• What you should do
Write out the records word for word, starting at the very first line and ending at the line that contains "The ADC 11-7 is at (454, 613).", with both of those lines included.

• Working data
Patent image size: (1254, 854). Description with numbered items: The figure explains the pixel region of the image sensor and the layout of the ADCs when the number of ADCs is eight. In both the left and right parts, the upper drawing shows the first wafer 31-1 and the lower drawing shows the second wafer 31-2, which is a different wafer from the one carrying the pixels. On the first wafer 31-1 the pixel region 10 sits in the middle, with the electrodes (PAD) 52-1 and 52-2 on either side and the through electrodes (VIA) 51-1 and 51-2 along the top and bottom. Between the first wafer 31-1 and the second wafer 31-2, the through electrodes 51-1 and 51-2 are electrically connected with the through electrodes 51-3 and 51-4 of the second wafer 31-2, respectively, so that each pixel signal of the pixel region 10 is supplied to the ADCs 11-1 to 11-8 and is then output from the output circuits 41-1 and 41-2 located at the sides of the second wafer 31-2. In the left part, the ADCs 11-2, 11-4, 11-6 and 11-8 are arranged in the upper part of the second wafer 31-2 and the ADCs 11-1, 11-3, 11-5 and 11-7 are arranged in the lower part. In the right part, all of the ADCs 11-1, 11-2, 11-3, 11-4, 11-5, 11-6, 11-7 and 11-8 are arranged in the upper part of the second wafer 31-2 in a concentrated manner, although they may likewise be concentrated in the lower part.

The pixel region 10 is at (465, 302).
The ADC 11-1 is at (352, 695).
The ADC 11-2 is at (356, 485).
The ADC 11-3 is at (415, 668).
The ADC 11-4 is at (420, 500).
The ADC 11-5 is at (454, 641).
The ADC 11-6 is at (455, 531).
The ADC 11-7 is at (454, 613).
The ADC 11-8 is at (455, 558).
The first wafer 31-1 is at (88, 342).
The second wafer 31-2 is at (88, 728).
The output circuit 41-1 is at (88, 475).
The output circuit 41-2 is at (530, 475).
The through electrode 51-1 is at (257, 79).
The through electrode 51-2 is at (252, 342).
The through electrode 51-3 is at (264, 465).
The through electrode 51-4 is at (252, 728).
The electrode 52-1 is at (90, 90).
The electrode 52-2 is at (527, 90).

• Written solution
Patent image size: (1254, 854). Description with numbered items: The figure explains the pixel region of the image sensor and the layout of the ADCs when the number of ADCs is eight. In both the left and right parts, the upper drawing shows the first wafer 31-1 and the lower drawing shows the second wafer 31-2, which is a different wafer from the one carrying the pixels. On the first wafer 31-1 the pixel region 10 sits in the middle, with the electrodes (PAD) 52-1 and 52-2 on either side and the through electrodes (VIA) 51-1 and 51-2 along the top and bottom. Between the first wafer 31-1 and the second wafer 31-2, the through electrodes 51-1 and 51-2 are electrically connected with the through electrodes 51-3 and 51-4 of the second wafer 31-2, respectively, so that each pixel signal of the pixel region 10 is supplied to the ADCs 11-1 to 11-8 and is then output from the output circuits 41-1 and 41-2 located at the sides of the second wafer 31-2. In the left part, the ADCs 11-2, 11-4, 11-6 and 11-8 are arranged in the upper part of the second wafer 31-2 and the ADCs 11-1, 11-3, 11-5 and 11-7 are arranged in the lower part. In the right part, all of the ADCs 11-1, 11-2, 11-3, 11-4, 11-5, 11-6, 11-7 and 11-8 are arranged in the upper part of the second wafer 31-2 in a concentrated manner, although they may likewise be concentrated in the lower part.

The pixel region 10 is at (465, 302).
The ADC 11-1 is at (352, 695).
The ADC 11-2 is at (356, 485).
The ADC 11-3 is at (415, 668).
The ADC 11-4 is at (420, 500).
The ADC 11-5 is at (454, 641).
The ADC 11-6 is at (455, 531).
The ADC 11-7 is at (454, 613).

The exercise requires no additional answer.